[Stored data entries]
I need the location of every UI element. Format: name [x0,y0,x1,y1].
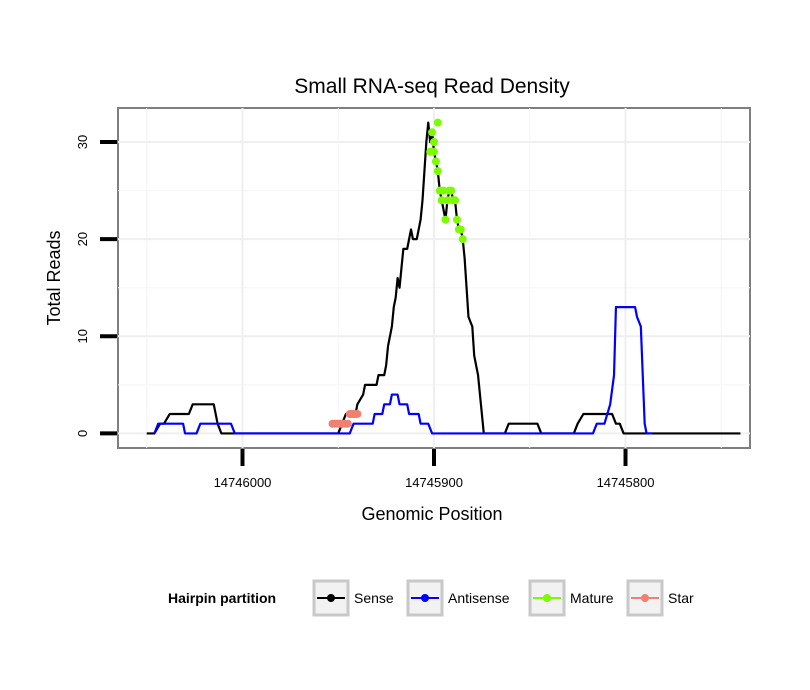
legend-point-sense [327,594,335,602]
data-point-mature [437,196,446,205]
legend-label-mature: Mature [570,590,614,606]
chart-title: Small RNA-seq Read Density [294,75,570,98]
data-point-mature [441,215,450,224]
legend-label-antisense: Antisense [448,590,510,606]
data-point-mature [443,196,452,205]
data-point-mature [447,186,456,195]
data-point-star [343,419,352,428]
y-axis: 0 10 20 30 [75,135,117,437]
y-tick-label: 20 [75,232,90,246]
x-tick-label: 14746000 [214,475,272,490]
y-tick-label: 0 [75,430,90,437]
legend: Hairpin partition Sense Antisense Mature St… [168,579,694,617]
data-point-mature [430,138,438,146]
y-tick-label: 10 [75,329,90,343]
legend-point-star [641,594,649,602]
data-point-mature [451,196,460,205]
x-tick-label: 14745800 [597,475,655,490]
legend-label-sense: Sense [354,590,394,606]
series-layer [146,118,741,435]
data-point-mature [433,167,442,176]
data-point-mature [452,215,461,224]
legend-point-mature [543,594,551,602]
data-point-mature [431,157,440,166]
x-axis-title: Genomic Position [361,504,502,524]
data-point-mature [458,235,467,244]
data-point-mature [430,147,438,156]
legend-point-antisense [421,594,429,602]
y-tick-label: 30 [75,135,90,149]
x-axis: 14746000 14745900 14745800 [214,449,655,490]
data-point-mature [433,118,442,127]
legend-label-star: Star [668,590,694,606]
legend-title: Hairpin partition [168,590,276,606]
data-point-star [353,410,362,418]
series-line-antisense [153,306,653,435]
data-point-mature [439,186,448,195]
y-axis-title: Total Reads [44,230,64,325]
x-tick-label: 14745900 [405,475,463,490]
data-point-mature [428,128,437,137]
data-point-mature [456,225,465,234]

• Exercise instructions
Wherever a line holds the word "Hairpin", copy that line out of the entries above.

• Response area
legend: Hairpin partition Sense Antisense Mature St… [168,579,694,617]
legend-title: Hairpin partition [168,590,276,606]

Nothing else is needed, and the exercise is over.